**Prompt**
Among the entries that follow, tally the lines with the string "handle". Give no more than the number.

**Exercise inputs**
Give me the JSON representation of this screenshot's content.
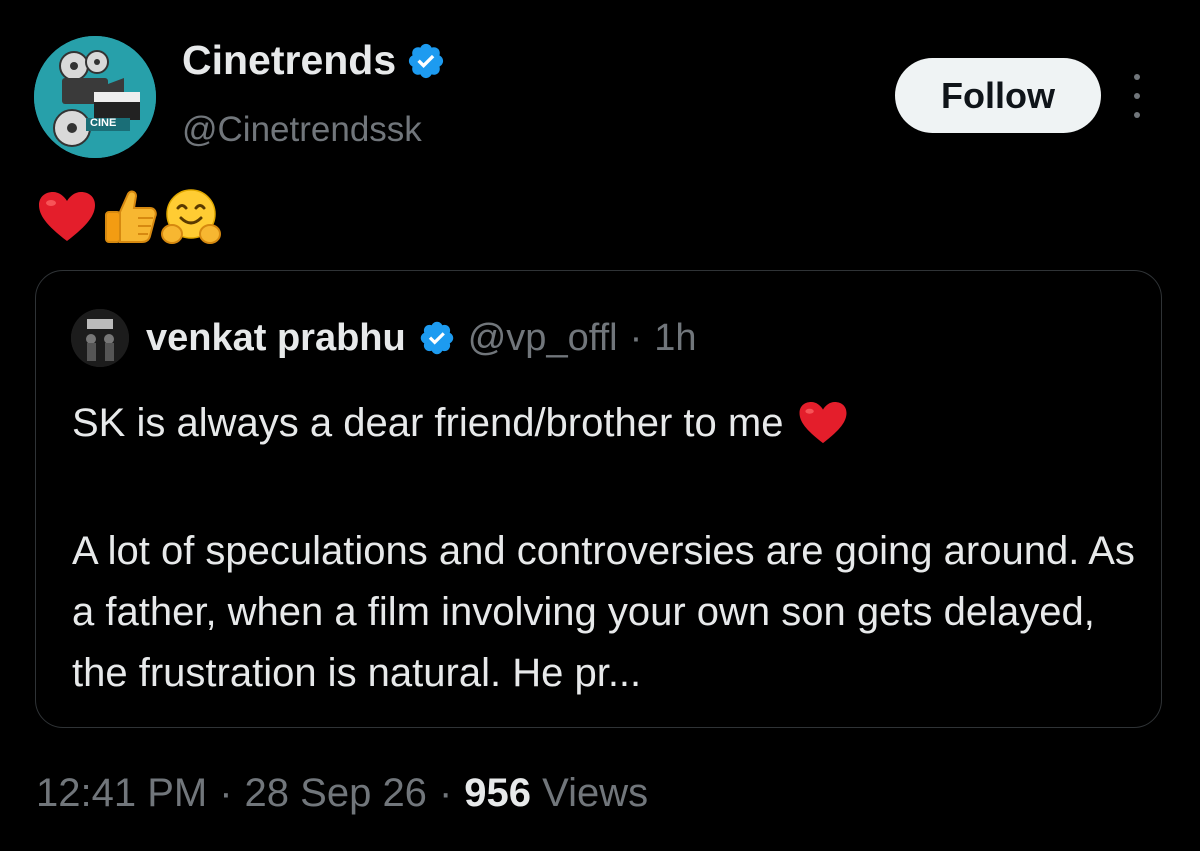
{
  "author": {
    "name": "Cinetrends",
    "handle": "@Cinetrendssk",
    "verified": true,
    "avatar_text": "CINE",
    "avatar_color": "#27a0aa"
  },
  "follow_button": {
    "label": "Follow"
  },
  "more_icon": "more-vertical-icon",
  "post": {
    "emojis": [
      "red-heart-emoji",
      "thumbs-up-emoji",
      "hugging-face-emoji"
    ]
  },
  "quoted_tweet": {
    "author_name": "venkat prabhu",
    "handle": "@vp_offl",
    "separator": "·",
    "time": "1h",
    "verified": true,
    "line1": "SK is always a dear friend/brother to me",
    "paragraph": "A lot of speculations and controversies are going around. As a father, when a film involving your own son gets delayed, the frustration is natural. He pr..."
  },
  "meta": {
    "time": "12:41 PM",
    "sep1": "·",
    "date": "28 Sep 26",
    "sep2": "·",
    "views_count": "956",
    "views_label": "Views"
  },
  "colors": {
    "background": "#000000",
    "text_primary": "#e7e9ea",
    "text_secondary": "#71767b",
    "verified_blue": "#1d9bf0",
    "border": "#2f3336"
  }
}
--
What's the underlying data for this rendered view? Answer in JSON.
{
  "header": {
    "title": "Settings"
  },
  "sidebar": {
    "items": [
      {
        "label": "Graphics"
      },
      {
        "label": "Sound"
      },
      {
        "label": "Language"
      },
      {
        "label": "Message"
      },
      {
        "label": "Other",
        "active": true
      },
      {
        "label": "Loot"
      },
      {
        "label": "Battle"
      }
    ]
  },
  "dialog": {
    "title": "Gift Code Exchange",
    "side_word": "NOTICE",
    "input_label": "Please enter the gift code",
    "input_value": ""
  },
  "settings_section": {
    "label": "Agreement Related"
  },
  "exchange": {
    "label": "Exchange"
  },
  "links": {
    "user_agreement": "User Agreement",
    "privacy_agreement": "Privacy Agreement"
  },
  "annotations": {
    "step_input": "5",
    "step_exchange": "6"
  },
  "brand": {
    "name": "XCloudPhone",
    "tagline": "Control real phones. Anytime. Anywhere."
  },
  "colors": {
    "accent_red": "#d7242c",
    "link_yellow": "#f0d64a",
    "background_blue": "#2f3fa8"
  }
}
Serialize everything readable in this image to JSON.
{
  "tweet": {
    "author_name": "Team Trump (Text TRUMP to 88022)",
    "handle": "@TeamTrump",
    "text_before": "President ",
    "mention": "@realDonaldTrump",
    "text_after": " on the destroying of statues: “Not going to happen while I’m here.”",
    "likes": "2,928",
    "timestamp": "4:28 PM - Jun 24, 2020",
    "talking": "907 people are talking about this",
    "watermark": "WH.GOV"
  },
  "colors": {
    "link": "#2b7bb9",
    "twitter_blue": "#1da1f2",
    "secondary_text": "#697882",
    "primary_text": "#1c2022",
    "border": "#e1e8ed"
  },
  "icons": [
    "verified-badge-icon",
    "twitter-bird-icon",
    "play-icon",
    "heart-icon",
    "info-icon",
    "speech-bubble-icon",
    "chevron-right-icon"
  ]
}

**Task result**
3